(Data entries)
******************************

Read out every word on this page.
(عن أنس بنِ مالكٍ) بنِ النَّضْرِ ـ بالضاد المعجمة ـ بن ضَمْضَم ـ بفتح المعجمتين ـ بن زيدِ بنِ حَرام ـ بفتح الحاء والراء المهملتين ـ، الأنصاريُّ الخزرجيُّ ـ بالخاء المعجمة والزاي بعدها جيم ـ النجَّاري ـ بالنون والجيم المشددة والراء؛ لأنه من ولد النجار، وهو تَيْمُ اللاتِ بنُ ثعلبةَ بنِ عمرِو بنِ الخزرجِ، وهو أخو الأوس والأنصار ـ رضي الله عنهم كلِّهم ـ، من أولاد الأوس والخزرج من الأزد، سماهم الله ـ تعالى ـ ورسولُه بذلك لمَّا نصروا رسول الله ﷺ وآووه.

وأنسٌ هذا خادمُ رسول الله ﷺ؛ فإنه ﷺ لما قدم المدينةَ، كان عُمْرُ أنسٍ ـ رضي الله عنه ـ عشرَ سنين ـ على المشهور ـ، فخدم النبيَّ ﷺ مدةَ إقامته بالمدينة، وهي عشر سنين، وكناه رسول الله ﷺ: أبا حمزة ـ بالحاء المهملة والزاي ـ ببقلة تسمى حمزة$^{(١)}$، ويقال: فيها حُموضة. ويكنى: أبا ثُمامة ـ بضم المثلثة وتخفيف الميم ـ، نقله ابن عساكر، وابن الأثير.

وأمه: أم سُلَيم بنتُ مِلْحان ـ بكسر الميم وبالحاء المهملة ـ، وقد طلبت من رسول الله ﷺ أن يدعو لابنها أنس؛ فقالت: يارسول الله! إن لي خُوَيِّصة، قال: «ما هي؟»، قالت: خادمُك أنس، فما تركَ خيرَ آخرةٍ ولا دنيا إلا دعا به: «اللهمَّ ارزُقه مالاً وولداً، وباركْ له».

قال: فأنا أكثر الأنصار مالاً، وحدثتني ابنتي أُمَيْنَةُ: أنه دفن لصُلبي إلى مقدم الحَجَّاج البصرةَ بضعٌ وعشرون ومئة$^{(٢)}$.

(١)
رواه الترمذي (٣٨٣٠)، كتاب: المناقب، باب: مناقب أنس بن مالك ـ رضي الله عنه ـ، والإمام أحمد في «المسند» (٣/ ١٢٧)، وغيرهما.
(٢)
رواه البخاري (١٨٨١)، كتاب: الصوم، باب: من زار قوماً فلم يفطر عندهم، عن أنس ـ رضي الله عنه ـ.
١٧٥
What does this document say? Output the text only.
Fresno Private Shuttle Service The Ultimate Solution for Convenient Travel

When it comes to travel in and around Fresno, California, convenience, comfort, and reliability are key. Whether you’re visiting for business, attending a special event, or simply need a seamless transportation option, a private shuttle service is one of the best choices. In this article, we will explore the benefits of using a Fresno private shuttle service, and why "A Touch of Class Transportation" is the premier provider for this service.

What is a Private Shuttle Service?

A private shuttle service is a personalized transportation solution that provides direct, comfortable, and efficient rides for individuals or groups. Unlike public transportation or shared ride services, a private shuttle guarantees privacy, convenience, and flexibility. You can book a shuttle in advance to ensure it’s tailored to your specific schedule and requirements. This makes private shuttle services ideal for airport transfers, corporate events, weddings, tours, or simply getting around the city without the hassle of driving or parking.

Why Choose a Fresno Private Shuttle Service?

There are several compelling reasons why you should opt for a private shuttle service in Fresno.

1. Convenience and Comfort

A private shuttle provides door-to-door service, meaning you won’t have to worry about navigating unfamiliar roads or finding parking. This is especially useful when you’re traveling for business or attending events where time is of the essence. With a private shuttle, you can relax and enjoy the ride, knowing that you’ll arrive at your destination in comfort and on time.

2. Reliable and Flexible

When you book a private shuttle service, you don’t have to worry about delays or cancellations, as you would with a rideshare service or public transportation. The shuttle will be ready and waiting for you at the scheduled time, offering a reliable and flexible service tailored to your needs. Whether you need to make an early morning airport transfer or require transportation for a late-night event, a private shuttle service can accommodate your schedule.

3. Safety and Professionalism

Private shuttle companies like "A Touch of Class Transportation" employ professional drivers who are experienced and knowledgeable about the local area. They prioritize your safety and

******************************

=== EXERCISE PROMPT ===
All of the entries must be written out exactly as they stand.

=== RESULT OF THIS TASK ===
Read out every word on this page.
(عن أنس بنِ مالكٍ) بنِ النَّضْرِ ـ بالضاد المعجمة ـ بن ضَمْضَم ـ بفتح المعجمتين ـ بن زيدِ بنِ حَرام ـ بفتح الحاء والراء المهملتين ـ، الأنصاريُّ الخزرجيُّ ـ بالخاء المعجمة والزاي بعدها جيم ـ النجَّاري ـ بالنون والجيم المشددة والراء؛ لأنه من ولد النجار، وهو تَيْمُ اللاتِ بنُ ثعلبةَ بنِ عمرِو بنِ الخزرجِ، وهو أخو الأوس والأنصار ـ رضي الله عنهم كلِّهم ـ، من أولاد الأوس والخزرج من الأزد، سماهم الله ـ تعالى ـ ورسولُه بذلك لمَّا نصروا رسول الله ﷺ وآووه.

وأنسٌ هذا خادمُ رسول الله ﷺ؛ فإنه ﷺ لما قدم المدينةَ، كان عُمْرُ أنسٍ ـ رضي الله عنه ـ عشرَ سنين ـ على المشهور ـ، فخدم النبيَّ ﷺ مدةَ إقامته بالمدينة، وهي عشر سنين، وكناه رسول الله ﷺ: أبا حمزة ـ بالحاء المهملة والزاي ـ ببقلة تسمى حمزة$^{(١)}$، ويقال: فيها حُموضة. ويكنى: أبا ثُمامة ـ بضم المثلثة وتخفيف الميم ـ، نقله ابن عساكر، وابن الأثير.

وأمه: أم سُلَيم بنتُ مِلْحان ـ بكسر الميم وبالحاء المهملة ـ، وقد طلبت من رسول الله ﷺ أن يدعو لابنها أنس؛ فقالت: يارسول الله! إن لي خُوَيِّصة، قال: «ما هي؟»، قالت: خادمُك أنس، فما تركَ خيرَ آخرةٍ ولا دنيا إلا دعا به: «اللهمَّ ارزُقه مالاً وولداً، وباركْ له».

قال: فأنا أكثر الأنصار مالاً، وحدثتني ابنتي أُمَيْنَةُ: أنه دفن لصُلبي إلى مقدم الحَجَّاج البصرةَ بضعٌ وعشرون ومئة$^{(٢)}$.

(١)
رواه الترمذي (٣٨٣٠)، كتاب: المناقب، باب: مناقب أنس بن مالك ـ رضي الله عنه ـ، والإمام أحمد في «المسند» (٣/ ١٢٧)، وغيرهما.
(٢)
رواه البخاري (١٨٨١)، كتاب: الصوم، باب: من زار قوماً فلم يفطر عندهم، عن أنس ـ رضي الله عنه ـ.
١٧٥
What does this document say? Output the text only.
Fresno Private Shuttle Service The Ultimate Solution for Convenient Travel

When it comes to travel in and around Fresno, California, convenience, comfort, and reliability are key. Whether you’re visiting for business, attending a special event, or simply need a seamless transportation option, a private shuttle service is one of the best choices. In this article, we will explore the benefits of using a Fresno private shuttle service, and why "A Touch of Class Transportation" is the premier provider for this service.

What is a Private Shuttle Service?

A private shuttle service is a personalized transportation solution that provides direct, comfortable, and efficient rides for individuals or groups. Unlike public transportation or shared ride services, a private shuttle guarantees privacy, convenience, and flexibility. You can book a shuttle in advance to ensure it’s tailored to your specific schedule and requirements. This makes private shuttle services ideal for airport transfers, corporate events, weddings, tours, or simply getting around the city without the hassle of driving or parking.

Why Choose a Fresno Private Shuttle Service?

There are several compelling reasons why you should opt for a private shuttle service in Fresno.

1. Convenience and Comfort

A private shuttle provides door-to-door service, meaning you won’t have to worry about navigating unfamiliar roads or finding parking. This is especially useful when you’re traveling for business or attending events where time is of the essence. With a private shuttle, you can relax and enjoy the ride, knowing that you’ll arrive at your destination in comfort and on time.

2. Reliable and Flexible

When you book a private shuttle service, you don’t have to worry about delays or cancellations, as you would with a rideshare service or public transportation. The shuttle will be ready and waiting for you at the scheduled time, offering a reliable and flexible service tailored to your needs. Whether you need to make an early morning airport transfer or require transportation for a late-night event, a private shuttle service can accommodate your schedule.

3. Safety and Professionalism

Private shuttle companies like "A Touch of Class Transportation" employ professional drivers who are experienced and knowledgeable about the local area. They prioritize your safety and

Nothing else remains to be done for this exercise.